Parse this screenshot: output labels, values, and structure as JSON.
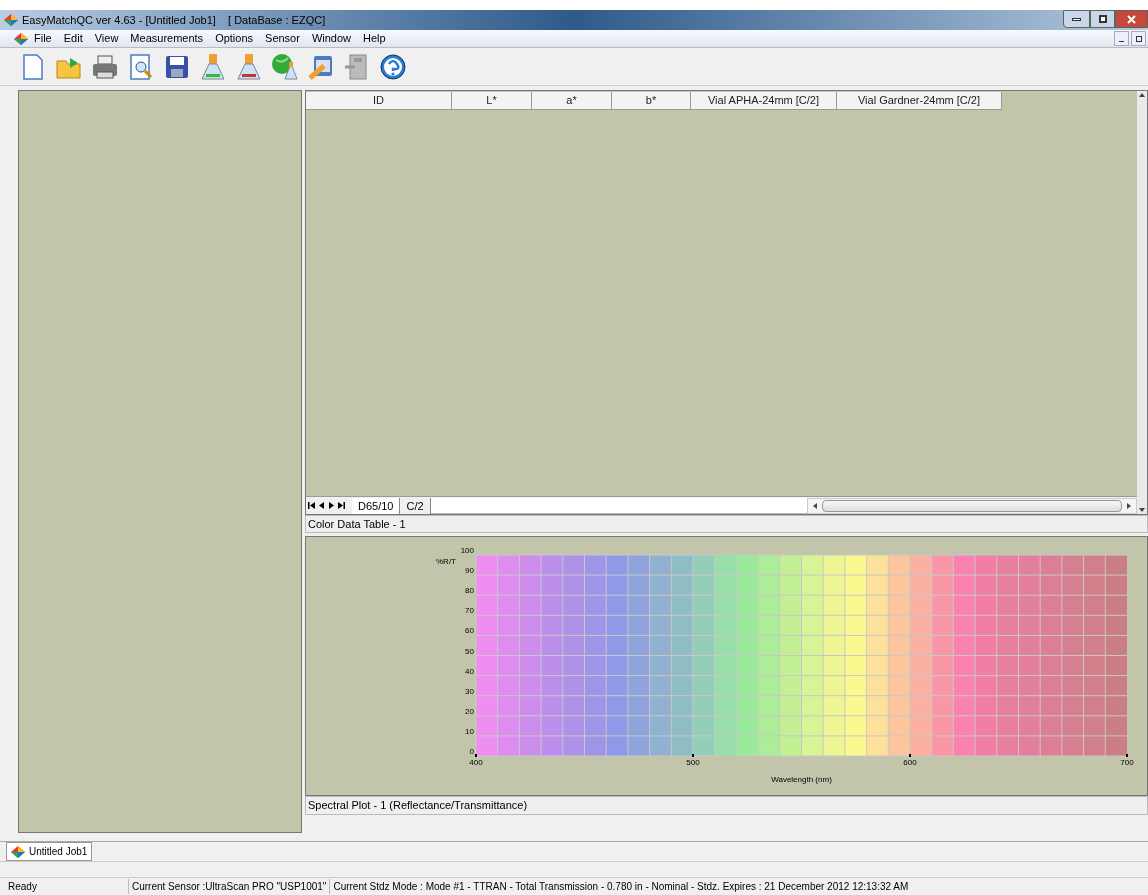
{
  "window": {
    "title": "EasyMatchQC ver 4.63 - [Untitled Job1]    [ DataBase : EZQC]"
  },
  "menu": [
    "File",
    "Edit",
    "View",
    "Measurements",
    "Options",
    "Sensor",
    "Window",
    "Help"
  ],
  "table": {
    "columns": [
      "ID",
      "L*",
      "a*",
      "b*",
      "Vial APHA-24mm [C/2]",
      "Vial Gardner-24mm [C/2]"
    ],
    "sheet_tabs": [
      {
        "label": "D65/10",
        "selected": true
      },
      {
        "label": "C/2",
        "selected": false
      }
    ],
    "caption": "Color Data Table - 1"
  },
  "plot": {
    "caption": "Spectral Plot - 1 (Reflectance/Transmittance)",
    "chart_data": {
      "type": "line",
      "grid": true,
      "xlabel": "Wavelength (nm)",
      "ylabel": "%R/T",
      "xlim": [
        400,
        700
      ],
      "ylim": [
        0,
        100
      ],
      "xticks": [
        400,
        500,
        600,
        700
      ],
      "yticks": [
        0,
        10,
        20,
        30,
        40,
        50,
        60,
        70,
        80,
        90,
        100
      ]
    }
  },
  "document_tabs": [
    {
      "label": "Untitled Job1",
      "selected": true
    }
  ],
  "status_bar": [
    "Ready",
    "Current Sensor :UltraScan PRO \"USP1001\"",
    "Current Stdz Mode : Mode #1 - TTRAN - Total Transmission - 0.780 in - Nominal - Stdz. Expires : 21 December 2012 12:13:32 AM"
  ]
}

- - - - - - -

List the lines of the records where "Vial" occurs.

▶ **Complete output**:
      "Vial APHA-24mm [C/2]",
      "Vial Gardner-24mm [C/2]"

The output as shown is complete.